_SOURCE TEXT_.
The streak-end rule: How past experiences shape decisions about future behaviors in a large-scale natural field experiment with volunteer crisis counselors

Kang, P., Daniels, D. P., & Schweitzer, M. E. (Forthcoming). Proceedings of the National Academy of Sciences.

Decisions about future behaviors are clearly shaped by the content of past experiences, but whether the order of past experiences matters remains controversial. By analyzing the largest field experiment about prosocial behavior to date, a natural field experiment involving 14,383 volunteer crisis counselors over five years, we examine how the content and order of past experiences causally influence decisions about future behaviors – whether individuals continue volunteering or quit. Volunteers were repeatedly and randomly assigned to perform 1,976,649 prosocial behaviors that were either harder (suicide conversations) or easier (non-suicide conversations). We found that the content of past experiences mattered: Harder (versus easier) behaviors encouraged quitting. However, the order of past experiences mattered far beyond their content alone: Harder behaviors caused disproportionately more quitting if they came in long “streaks” or at the “end.” These “streak”/“end” effects reveal important practical insights for leaders and policymakers seeking to boost prosocial behavior. For instance, a simple reordering intervention – assigning behaviors so as to avoid creating hard “streaks” – would reduce volunteer quitting rates by at least 22% (more than double the impact of previous behavioral interventions), boosting prosocial behavior and likely saving lives.

_DATASET CONTENT_.
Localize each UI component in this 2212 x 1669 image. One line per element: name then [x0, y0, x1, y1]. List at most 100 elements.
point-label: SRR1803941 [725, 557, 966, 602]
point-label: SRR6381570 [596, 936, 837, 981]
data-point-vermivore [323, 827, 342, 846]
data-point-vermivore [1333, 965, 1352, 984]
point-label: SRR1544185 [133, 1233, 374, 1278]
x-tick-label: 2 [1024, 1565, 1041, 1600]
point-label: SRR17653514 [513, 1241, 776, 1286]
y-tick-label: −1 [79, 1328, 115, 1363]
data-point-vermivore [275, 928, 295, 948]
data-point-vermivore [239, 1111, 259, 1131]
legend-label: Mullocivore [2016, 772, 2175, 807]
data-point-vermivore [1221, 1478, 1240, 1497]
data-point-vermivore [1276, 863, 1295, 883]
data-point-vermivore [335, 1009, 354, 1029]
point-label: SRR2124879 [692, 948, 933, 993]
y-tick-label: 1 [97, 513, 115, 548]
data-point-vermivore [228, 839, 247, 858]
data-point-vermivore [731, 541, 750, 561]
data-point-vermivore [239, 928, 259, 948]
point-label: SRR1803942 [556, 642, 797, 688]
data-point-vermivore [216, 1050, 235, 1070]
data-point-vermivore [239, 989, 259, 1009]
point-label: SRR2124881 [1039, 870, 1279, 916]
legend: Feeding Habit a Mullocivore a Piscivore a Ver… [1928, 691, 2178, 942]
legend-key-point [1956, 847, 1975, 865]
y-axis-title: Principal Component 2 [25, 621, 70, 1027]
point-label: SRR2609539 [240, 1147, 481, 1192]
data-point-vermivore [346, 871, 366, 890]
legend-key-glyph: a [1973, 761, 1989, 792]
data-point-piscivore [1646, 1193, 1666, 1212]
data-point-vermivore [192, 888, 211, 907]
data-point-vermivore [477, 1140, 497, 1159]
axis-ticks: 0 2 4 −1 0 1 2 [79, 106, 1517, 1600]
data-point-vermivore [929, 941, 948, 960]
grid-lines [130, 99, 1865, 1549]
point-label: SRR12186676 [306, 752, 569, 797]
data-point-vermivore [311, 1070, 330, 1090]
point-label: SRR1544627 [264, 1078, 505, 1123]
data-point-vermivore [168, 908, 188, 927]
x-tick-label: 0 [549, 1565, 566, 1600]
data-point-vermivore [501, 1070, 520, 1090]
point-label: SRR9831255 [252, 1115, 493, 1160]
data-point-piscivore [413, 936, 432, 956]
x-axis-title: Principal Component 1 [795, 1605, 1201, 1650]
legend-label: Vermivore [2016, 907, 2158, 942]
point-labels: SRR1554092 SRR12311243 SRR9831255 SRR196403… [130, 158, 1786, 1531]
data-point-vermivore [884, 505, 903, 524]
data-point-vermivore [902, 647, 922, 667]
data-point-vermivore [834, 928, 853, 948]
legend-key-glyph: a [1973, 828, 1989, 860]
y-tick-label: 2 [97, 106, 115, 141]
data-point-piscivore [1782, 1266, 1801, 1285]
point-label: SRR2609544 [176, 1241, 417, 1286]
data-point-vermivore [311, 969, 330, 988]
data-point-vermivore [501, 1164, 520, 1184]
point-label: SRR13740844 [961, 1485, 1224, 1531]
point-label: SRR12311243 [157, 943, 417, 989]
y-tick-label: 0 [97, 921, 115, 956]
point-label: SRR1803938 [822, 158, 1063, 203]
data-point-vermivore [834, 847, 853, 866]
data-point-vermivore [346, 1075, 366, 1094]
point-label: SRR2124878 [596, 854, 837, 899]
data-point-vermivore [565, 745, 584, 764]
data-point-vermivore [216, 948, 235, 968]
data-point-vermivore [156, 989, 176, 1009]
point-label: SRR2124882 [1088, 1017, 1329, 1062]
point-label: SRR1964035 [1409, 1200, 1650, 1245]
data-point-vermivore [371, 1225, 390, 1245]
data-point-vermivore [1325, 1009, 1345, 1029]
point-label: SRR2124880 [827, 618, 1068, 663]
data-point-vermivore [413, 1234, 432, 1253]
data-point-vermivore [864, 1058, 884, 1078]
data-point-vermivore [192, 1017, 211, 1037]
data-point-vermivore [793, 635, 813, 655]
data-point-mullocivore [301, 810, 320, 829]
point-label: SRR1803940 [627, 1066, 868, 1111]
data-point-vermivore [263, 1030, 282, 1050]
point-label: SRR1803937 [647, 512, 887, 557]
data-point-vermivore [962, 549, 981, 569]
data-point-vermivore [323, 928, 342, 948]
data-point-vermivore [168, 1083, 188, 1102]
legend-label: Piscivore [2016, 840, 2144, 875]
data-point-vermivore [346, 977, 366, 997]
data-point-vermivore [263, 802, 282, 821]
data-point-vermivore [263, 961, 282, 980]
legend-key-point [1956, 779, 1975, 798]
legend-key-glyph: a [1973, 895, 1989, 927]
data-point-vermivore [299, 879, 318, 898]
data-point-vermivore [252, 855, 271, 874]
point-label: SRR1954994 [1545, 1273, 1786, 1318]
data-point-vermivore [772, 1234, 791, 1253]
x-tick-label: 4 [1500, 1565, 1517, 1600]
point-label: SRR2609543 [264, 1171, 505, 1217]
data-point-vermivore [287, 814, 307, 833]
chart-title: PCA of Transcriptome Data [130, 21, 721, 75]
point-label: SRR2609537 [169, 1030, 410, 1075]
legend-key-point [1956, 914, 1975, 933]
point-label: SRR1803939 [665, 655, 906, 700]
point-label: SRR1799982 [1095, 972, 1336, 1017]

_PROBLEM TO WORK ON_. Write out the stretch of the crisis counselor study summary from "The streak-end rule: How" through "Academy of Sciences.". The records come from a different source than the text.

_EXERCISE ANSWER_.
The streak-end rule: How past experiences shape decisions about future behaviors in a large-scale natural field experiment with volunteer crisis counselors

Kang, P., Daniels, D. P., & Schweitzer, M. E. (Forthcoming). Proceedings of the National Academy of Sciences.